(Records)
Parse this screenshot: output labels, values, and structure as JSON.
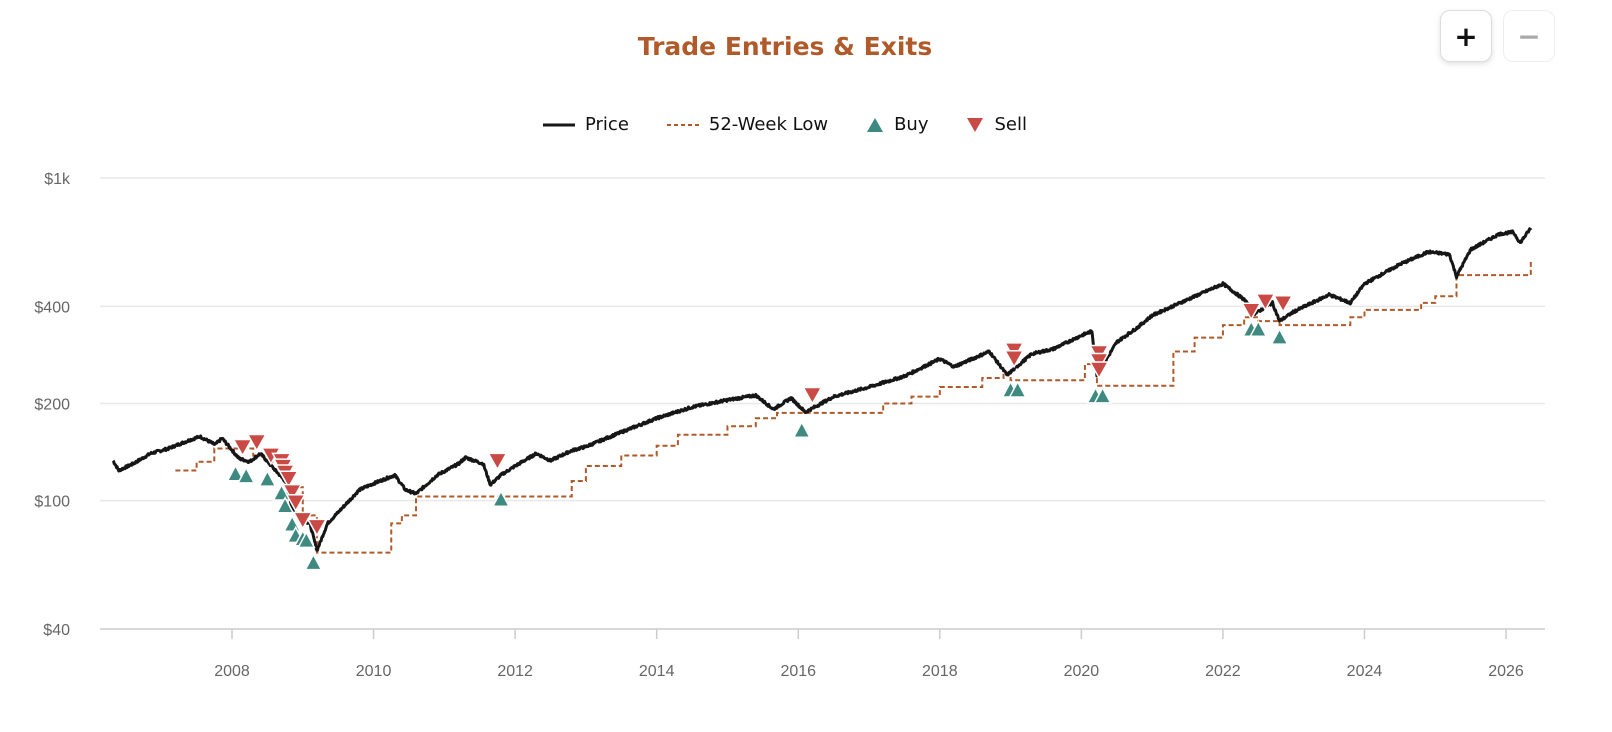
{
  "controls": {
    "zoom_in": "+",
    "zoom_out": "−"
  },
  "colors": {
    "price": "#161616",
    "low": "#b05a2a",
    "buy": "#3e8a80",
    "sell": "#c94a44",
    "title": "#b05a2a",
    "grid": "#e8e8e8"
  },
  "chart_data": {
    "type": "line",
    "title": "Trade Entries & Exits",
    "legend": {
      "position": "top-center",
      "items": [
        {
          "label": "Price",
          "icon": "solid-line"
        },
        {
          "label": "52-Week Low",
          "icon": "dashed-line"
        },
        {
          "label": "Buy",
          "icon": "triangle-up"
        },
        {
          "label": "Sell",
          "icon": "triangle-down"
        }
      ]
    },
    "y_scale": "log",
    "ylim": [
      40,
      1000
    ],
    "y_ticks": [
      {
        "v": 1000,
        "label": "$1k"
      },
      {
        "v": 400,
        "label": "$400"
      },
      {
        "v": 200,
        "label": "$200"
      },
      {
        "v": 100,
        "label": "$100"
      },
      {
        "v": 40,
        "label": "$40"
      }
    ],
    "x_ticks": [
      "2008",
      "2010",
      "2012",
      "2014",
      "2016",
      "2018",
      "2020",
      "2022",
      "2024",
      "2026"
    ],
    "xlim": [
      2006.0,
      2026.6
    ],
    "grid": true,
    "series": [
      {
        "name": "Price",
        "style": "solid",
        "points": [
          [
            2006.32,
            133
          ],
          [
            2006.4,
            124
          ],
          [
            2006.6,
            130
          ],
          [
            2006.85,
            140
          ],
          [
            2007.1,
            145
          ],
          [
            2007.4,
            154
          ],
          [
            2007.55,
            158
          ],
          [
            2007.76,
            149
          ],
          [
            2007.86,
            156
          ],
          [
            2007.97,
            146
          ],
          [
            2008.1,
            135
          ],
          [
            2008.25,
            132
          ],
          [
            2008.4,
            140
          ],
          [
            2008.6,
            125
          ],
          [
            2008.75,
            115
          ],
          [
            2008.85,
            95
          ],
          [
            2008.95,
            88
          ],
          [
            2009.1,
            85
          ],
          [
            2009.2,
            70
          ],
          [
            2009.35,
            85
          ],
          [
            2009.5,
            92
          ],
          [
            2009.8,
            108
          ],
          [
            2010.0,
            113
          ],
          [
            2010.3,
            120
          ],
          [
            2010.45,
            108
          ],
          [
            2010.6,
            105
          ],
          [
            2010.9,
            120
          ],
          [
            2011.2,
            130
          ],
          [
            2011.3,
            136
          ],
          [
            2011.55,
            130
          ],
          [
            2011.65,
            112
          ],
          [
            2011.8,
            120
          ],
          [
            2012.0,
            128
          ],
          [
            2012.3,
            140
          ],
          [
            2012.5,
            133
          ],
          [
            2012.8,
            143
          ],
          [
            2013.0,
            147
          ],
          [
            2013.5,
            163
          ],
          [
            2014.0,
            180
          ],
          [
            2014.5,
            195
          ],
          [
            2015.0,
            205
          ],
          [
            2015.4,
            212
          ],
          [
            2015.65,
            192
          ],
          [
            2015.9,
            208
          ],
          [
            2016.1,
            188
          ],
          [
            2016.5,
            210
          ],
          [
            2017.0,
            225
          ],
          [
            2017.5,
            243
          ],
          [
            2018.0,
            275
          ],
          [
            2018.2,
            260
          ],
          [
            2018.7,
            290
          ],
          [
            2018.95,
            245
          ],
          [
            2019.3,
            285
          ],
          [
            2019.6,
            295
          ],
          [
            2020.0,
            325
          ],
          [
            2020.15,
            335
          ],
          [
            2020.22,
            245
          ],
          [
            2020.5,
            310
          ],
          [
            2020.8,
            345
          ],
          [
            2021.0,
            375
          ],
          [
            2021.5,
            420
          ],
          [
            2022.0,
            470
          ],
          [
            2022.3,
            420
          ],
          [
            2022.45,
            380
          ],
          [
            2022.7,
            410
          ],
          [
            2022.8,
            360
          ],
          [
            2023.0,
            385
          ],
          [
            2023.5,
            435
          ],
          [
            2023.8,
            410
          ],
          [
            2024.0,
            470
          ],
          [
            2024.5,
            540
          ],
          [
            2024.9,
            590
          ],
          [
            2025.2,
            580
          ],
          [
            2025.3,
            495
          ],
          [
            2025.5,
            600
          ],
          [
            2025.9,
            670
          ],
          [
            2026.1,
            680
          ],
          [
            2026.2,
            630
          ],
          [
            2026.35,
            700
          ]
        ]
      },
      {
        "name": "52-Week Low",
        "style": "dashed-step",
        "points": [
          [
            2007.2,
            124
          ],
          [
            2007.5,
            132
          ],
          [
            2007.75,
            145
          ],
          [
            2008.3,
            138
          ],
          [
            2008.5,
            132
          ],
          [
            2008.8,
            110
          ],
          [
            2009.0,
            90
          ],
          [
            2009.2,
            69
          ],
          [
            2010.2,
            69
          ],
          [
            2010.25,
            85
          ],
          [
            2010.4,
            90
          ],
          [
            2010.6,
            103
          ],
          [
            2012.7,
            103
          ],
          [
            2012.8,
            115
          ],
          [
            2013.0,
            128
          ],
          [
            2013.5,
            138
          ],
          [
            2014.0,
            148
          ],
          [
            2014.3,
            160
          ],
          [
            2015.0,
            170
          ],
          [
            2015.4,
            180
          ],
          [
            2015.7,
            187
          ],
          [
            2017.0,
            187
          ],
          [
            2017.2,
            200
          ],
          [
            2017.6,
            210
          ],
          [
            2018.0,
            225
          ],
          [
            2018.6,
            240
          ],
          [
            2018.9,
            248
          ],
          [
            2019.0,
            236
          ],
          [
            2020.0,
            236
          ],
          [
            2020.05,
            265
          ],
          [
            2020.22,
            227
          ],
          [
            2021.2,
            227
          ],
          [
            2021.3,
            290
          ],
          [
            2021.6,
            320
          ],
          [
            2022.0,
            350
          ],
          [
            2022.3,
            370
          ],
          [
            2022.5,
            360
          ],
          [
            2022.8,
            350
          ],
          [
            2023.7,
            350
          ],
          [
            2023.8,
            370
          ],
          [
            2024.0,
            390
          ],
          [
            2024.8,
            410
          ],
          [
            2025.0,
            430
          ],
          [
            2025.3,
            500
          ],
          [
            2026.3,
            500
          ],
          [
            2026.35,
            560
          ]
        ]
      }
    ],
    "buys": [
      [
        2008.05,
        132
      ],
      [
        2008.2,
        130
      ],
      [
        2008.5,
        127
      ],
      [
        2008.7,
        115
      ],
      [
        2008.75,
        105
      ],
      [
        2008.85,
        92
      ],
      [
        2008.9,
        85
      ],
      [
        2009.0,
        83
      ],
      [
        2009.05,
        82
      ],
      [
        2009.15,
        70
      ],
      [
        2011.8,
        110
      ],
      [
        2016.05,
        180
      ],
      [
        2019.0,
        240
      ],
      [
        2019.1,
        240
      ],
      [
        2020.2,
        230
      ],
      [
        2020.3,
        230
      ],
      [
        2022.4,
        370
      ],
      [
        2022.5,
        370
      ],
      [
        2022.8,
        350
      ]
    ],
    "sells": [
      [
        2008.15,
        138
      ],
      [
        2008.35,
        143
      ],
      [
        2008.55,
        130
      ],
      [
        2008.7,
        125
      ],
      [
        2008.72,
        120
      ],
      [
        2008.75,
        115
      ],
      [
        2008.8,
        110
      ],
      [
        2008.85,
        100
      ],
      [
        2008.9,
        93
      ],
      [
        2009.0,
        82
      ],
      [
        2009.2,
        78
      ],
      [
        2011.75,
        125
      ],
      [
        2016.2,
        200
      ],
      [
        2019.05,
        275
      ],
      [
        2019.05,
        260
      ],
      [
        2020.25,
        270
      ],
      [
        2020.25,
        255
      ],
      [
        2020.25,
        240
      ],
      [
        2022.4,
        365
      ],
      [
        2022.6,
        390
      ],
      [
        2022.85,
        385
      ]
    ]
  }
}
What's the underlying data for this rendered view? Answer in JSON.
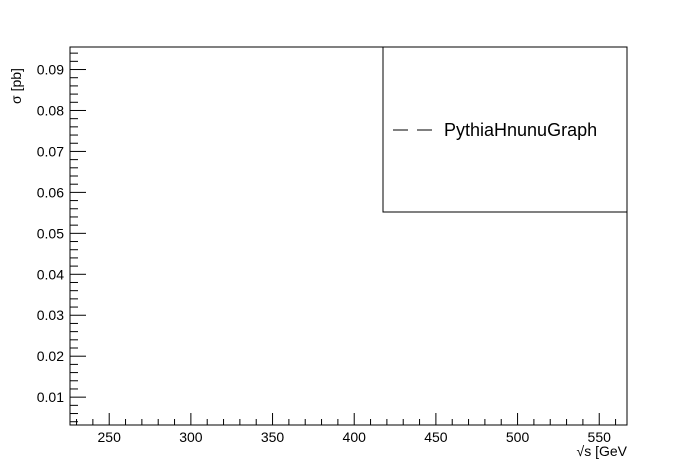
{
  "chart_data": {
    "type": "line",
    "title": "",
    "xlabel": "√s [GeV",
    "ylabel": "σ [pb]",
    "xlim": [
      226,
      567
    ],
    "ylim": [
      0.0032,
      0.0955
    ],
    "x_ticks": [
      250,
      300,
      350,
      400,
      450,
      500,
      550
    ],
    "x_tick_labels": [
      "250",
      "300",
      "350",
      "400",
      "450",
      "500",
      "550"
    ],
    "y_ticks": [
      0.01,
      0.02,
      0.03,
      0.04,
      0.05,
      0.06,
      0.07,
      0.08,
      0.09
    ],
    "y_tick_labels": [
      "0.01",
      "0.02",
      "0.03",
      "0.04",
      "0.05",
      "0.06",
      "0.07",
      "0.08",
      "0.09"
    ],
    "grid": false,
    "legend_position": "top-right",
    "series": [
      {
        "name": "PythiaHnunuGraph",
        "x": [],
        "y": [],
        "line_style": "dashed",
        "color": "#000000"
      }
    ]
  }
}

— Prompt —
Please retype the entries above word for word, but only from the line containing "What's the underlying" through the last line, and without the pictures.

— Exercise answer —
What's the underlying data for this rendered view? Answer in JSON.
{
  "chart_data": {
    "type": "line",
    "title": "",
    "xlabel": "√s [GeV",
    "ylabel": "σ [pb]",
    "xlim": [
      226,
      567
    ],
    "ylim": [
      0.0032,
      0.0955
    ],
    "x_ticks": [
      250,
      300,
      350,
      400,
      450,
      500,
      550
    ],
    "x_tick_labels": [
      "250",
      "300",
      "350",
      "400",
      "450",
      "500",
      "550"
    ],
    "y_ticks": [
      0.01,
      0.02,
      0.03,
      0.04,
      0.05,
      0.06,
      0.07,
      0.08,
      0.09
    ],
    "y_tick_labels": [
      "0.01",
      "0.02",
      "0.03",
      "0.04",
      "0.05",
      "0.06",
      "0.07",
      "0.08",
      "0.09"
    ],
    "grid": false,
    "legend_position": "top-right",
    "series": [
      {
        "name": "PythiaHnunuGraph",
        "x": [],
        "y": [],
        "line_style": "dashed",
        "color": "#000000"
      }
    ]
  }
}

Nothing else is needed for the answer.